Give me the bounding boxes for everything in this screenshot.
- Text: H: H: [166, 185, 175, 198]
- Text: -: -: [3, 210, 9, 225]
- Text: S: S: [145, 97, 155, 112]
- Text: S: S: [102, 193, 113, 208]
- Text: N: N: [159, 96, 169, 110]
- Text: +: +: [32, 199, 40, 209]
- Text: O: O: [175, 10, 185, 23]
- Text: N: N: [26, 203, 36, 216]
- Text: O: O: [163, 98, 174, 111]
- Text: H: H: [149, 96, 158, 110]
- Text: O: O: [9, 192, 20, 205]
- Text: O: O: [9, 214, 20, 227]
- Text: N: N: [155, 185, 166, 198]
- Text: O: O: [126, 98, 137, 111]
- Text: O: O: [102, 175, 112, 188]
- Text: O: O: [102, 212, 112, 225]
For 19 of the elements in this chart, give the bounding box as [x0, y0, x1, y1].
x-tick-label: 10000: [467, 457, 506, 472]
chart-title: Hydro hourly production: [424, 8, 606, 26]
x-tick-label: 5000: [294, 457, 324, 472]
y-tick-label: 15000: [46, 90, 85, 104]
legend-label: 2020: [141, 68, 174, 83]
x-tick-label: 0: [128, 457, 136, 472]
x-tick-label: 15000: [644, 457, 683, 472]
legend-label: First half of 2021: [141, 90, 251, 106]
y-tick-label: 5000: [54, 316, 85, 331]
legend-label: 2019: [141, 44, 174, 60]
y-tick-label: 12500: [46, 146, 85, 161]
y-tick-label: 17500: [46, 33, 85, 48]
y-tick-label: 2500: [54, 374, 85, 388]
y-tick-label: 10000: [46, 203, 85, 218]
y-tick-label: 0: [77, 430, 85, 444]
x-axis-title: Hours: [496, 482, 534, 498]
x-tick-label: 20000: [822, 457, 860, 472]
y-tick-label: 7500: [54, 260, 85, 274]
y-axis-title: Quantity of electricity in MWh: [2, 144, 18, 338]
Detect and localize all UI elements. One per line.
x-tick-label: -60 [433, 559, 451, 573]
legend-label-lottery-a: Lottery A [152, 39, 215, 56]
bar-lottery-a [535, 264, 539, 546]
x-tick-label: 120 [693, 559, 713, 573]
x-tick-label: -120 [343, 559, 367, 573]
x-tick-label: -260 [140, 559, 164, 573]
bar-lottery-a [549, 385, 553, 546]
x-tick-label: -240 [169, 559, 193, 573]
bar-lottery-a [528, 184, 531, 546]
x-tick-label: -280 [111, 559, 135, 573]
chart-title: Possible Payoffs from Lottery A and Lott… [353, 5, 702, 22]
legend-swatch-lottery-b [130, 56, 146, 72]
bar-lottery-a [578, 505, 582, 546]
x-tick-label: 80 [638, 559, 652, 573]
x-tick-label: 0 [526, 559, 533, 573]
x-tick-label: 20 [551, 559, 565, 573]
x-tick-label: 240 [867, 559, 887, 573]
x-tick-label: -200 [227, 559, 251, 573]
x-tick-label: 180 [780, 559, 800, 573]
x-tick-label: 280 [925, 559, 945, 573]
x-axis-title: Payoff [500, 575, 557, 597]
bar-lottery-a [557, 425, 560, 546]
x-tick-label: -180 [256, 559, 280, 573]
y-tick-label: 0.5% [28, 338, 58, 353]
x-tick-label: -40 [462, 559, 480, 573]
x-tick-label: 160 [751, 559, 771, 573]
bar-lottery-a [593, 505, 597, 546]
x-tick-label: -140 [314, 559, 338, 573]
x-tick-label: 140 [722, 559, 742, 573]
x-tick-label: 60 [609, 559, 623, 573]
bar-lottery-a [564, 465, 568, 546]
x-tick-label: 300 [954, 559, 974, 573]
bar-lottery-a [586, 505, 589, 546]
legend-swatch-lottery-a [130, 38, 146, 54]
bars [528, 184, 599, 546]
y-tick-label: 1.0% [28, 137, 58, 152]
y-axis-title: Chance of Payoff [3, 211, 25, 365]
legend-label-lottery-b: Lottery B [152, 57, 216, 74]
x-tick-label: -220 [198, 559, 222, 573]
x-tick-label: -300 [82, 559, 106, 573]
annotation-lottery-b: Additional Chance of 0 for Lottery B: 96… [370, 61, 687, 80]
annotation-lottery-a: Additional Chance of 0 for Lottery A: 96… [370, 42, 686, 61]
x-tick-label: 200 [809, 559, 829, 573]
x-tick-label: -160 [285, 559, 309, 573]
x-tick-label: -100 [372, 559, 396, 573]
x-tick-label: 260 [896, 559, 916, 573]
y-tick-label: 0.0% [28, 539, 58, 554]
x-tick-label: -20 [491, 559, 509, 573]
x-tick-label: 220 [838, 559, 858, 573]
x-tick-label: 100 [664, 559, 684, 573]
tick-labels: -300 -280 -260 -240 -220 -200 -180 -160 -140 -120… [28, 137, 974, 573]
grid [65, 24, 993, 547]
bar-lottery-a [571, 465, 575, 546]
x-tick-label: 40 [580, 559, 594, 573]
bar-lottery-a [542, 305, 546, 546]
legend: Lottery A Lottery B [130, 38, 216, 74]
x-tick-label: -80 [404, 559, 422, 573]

> [Aim] Reproduce all of the entries above line for line, without changing any character.

> [Reply]
Give me the bounding boxes for everything in this screenshot.
- Text: H: H: [166, 185, 175, 198]
- Text: -: -: [3, 210, 9, 225]
- Text: S: S: [145, 97, 155, 112]
- Text: S: S: [102, 193, 113, 208]
- Text: N: N: [159, 96, 169, 110]
- Text: +: +: [32, 199, 40, 209]
- Text: O: O: [175, 10, 185, 23]
- Text: N: N: [26, 203, 36, 216]
- Text: O: O: [163, 98, 174, 111]
- Text: H: H: [149, 96, 158, 110]
- Text: O: O: [9, 192, 20, 205]
- Text: O: O: [9, 214, 20, 227]
- Text: N: N: [155, 185, 166, 198]
- Text: O: O: [126, 98, 137, 111]
- Text: O: O: [102, 175, 112, 188]
- Text: O: O: [102, 212, 112, 225]
For 19 of the elements in this chart, give the bounding box as [x0, y0, x1, y1].
x-tick-label: 10000: [467, 457, 506, 472]
chart-title: Hydro hourly production: [424, 8, 606, 26]
x-tick-label: 5000: [294, 457, 324, 472]
y-tick-label: 15000: [46, 90, 85, 104]
legend-label: 2020: [141, 68, 174, 83]
x-tick-label: 0: [128, 457, 136, 472]
x-tick-label: 15000: [644, 457, 683, 472]
legend-label: First half of 2021: [141, 90, 251, 106]
y-tick-label: 5000: [54, 316, 85, 331]
legend-label: 2019: [141, 44, 174, 60]
y-tick-label: 12500: [46, 146, 85, 161]
y-tick-label: 17500: [46, 33, 85, 48]
y-tick-label: 2500: [54, 374, 85, 388]
y-tick-label: 10000: [46, 203, 85, 218]
y-tick-label: 0: [77, 430, 85, 444]
x-axis-title: Hours: [496, 482, 534, 498]
x-tick-label: 20000: [822, 457, 860, 472]
y-tick-label: 7500: [54, 260, 85, 274]
y-axis-title: Quantity of electricity in MWh: [2, 144, 18, 338]
Detect and localize all UI elements. One per line.
x-tick-label: -60 [433, 559, 451, 573]
legend-label-lottery-a: Lottery A [152, 39, 215, 56]
bar-lottery-a [535, 264, 539, 546]
x-tick-label: 120 [693, 559, 713, 573]
x-tick-label: -120 [343, 559, 367, 573]
x-tick-label: -260 [140, 559, 164, 573]
bar-lottery-a [549, 385, 553, 546]
x-tick-label: -240 [169, 559, 193, 573]
bar-lottery-a [528, 184, 531, 546]
x-tick-label: -280 [111, 559, 135, 573]
chart-title: Possible Payoffs from Lottery A and Lott… [353, 5, 702, 22]
legend-swatch-lottery-b [130, 56, 146, 72]
bar-lottery-a [578, 505, 582, 546]
x-tick-label: 80 [638, 559, 652, 573]
x-tick-label: 0 [526, 559, 533, 573]
x-tick-label: 20 [551, 559, 565, 573]
x-tick-label: 240 [867, 559, 887, 573]
x-tick-label: -200 [227, 559, 251, 573]
x-tick-label: 180 [780, 559, 800, 573]
x-tick-label: 280 [925, 559, 945, 573]
x-axis-title: Payoff [500, 575, 557, 597]
bar-lottery-a [557, 425, 560, 546]
x-tick-label: -180 [256, 559, 280, 573]
y-tick-label: 0.5% [28, 338, 58, 353]
x-tick-label: -40 [462, 559, 480, 573]
x-tick-label: 160 [751, 559, 771, 573]
bar-lottery-a [593, 505, 597, 546]
x-tick-label: -140 [314, 559, 338, 573]
x-tick-label: 140 [722, 559, 742, 573]
x-tick-label: 60 [609, 559, 623, 573]
bar-lottery-a [564, 465, 568, 546]
x-tick-label: 300 [954, 559, 974, 573]
bar-lottery-a [586, 505, 589, 546]
legend-swatch-lottery-a [130, 38, 146, 54]
bars [528, 184, 599, 546]
y-tick-label: 1.0% [28, 137, 58, 152]
y-axis-title: Chance of Payoff [3, 211, 25, 365]
legend-label-lottery-b: Lottery B [152, 57, 216, 74]
x-tick-label: -220 [198, 559, 222, 573]
x-tick-label: -300 [82, 559, 106, 573]
annotation-lottery-b: Additional Chance of 0 for Lottery B: 96… [370, 61, 687, 80]
annotation-lottery-a: Additional Chance of 0 for Lottery A: 96… [370, 42, 686, 61]
x-tick-label: 200 [809, 559, 829, 573]
x-tick-label: -160 [285, 559, 309, 573]
x-tick-label: -100 [372, 559, 396, 573]
x-tick-label: 260 [896, 559, 916, 573]
y-tick-label: 0.0% [28, 539, 58, 554]
x-tick-label: -20 [491, 559, 509, 573]
x-tick-label: 220 [838, 559, 858, 573]
x-tick-label: 100 [664, 559, 684, 573]
tick-labels: -300 -280 -260 -240 -220 -200 -180 -160 -140 -120… [28, 137, 974, 573]
grid [65, 24, 993, 547]
bar-lottery-a [571, 465, 575, 546]
x-tick-label: 40 [580, 559, 594, 573]
bar-lottery-a [542, 305, 546, 546]
legend: Lottery A Lottery B [130, 38, 216, 74]
x-tick-label: -80 [404, 559, 422, 573]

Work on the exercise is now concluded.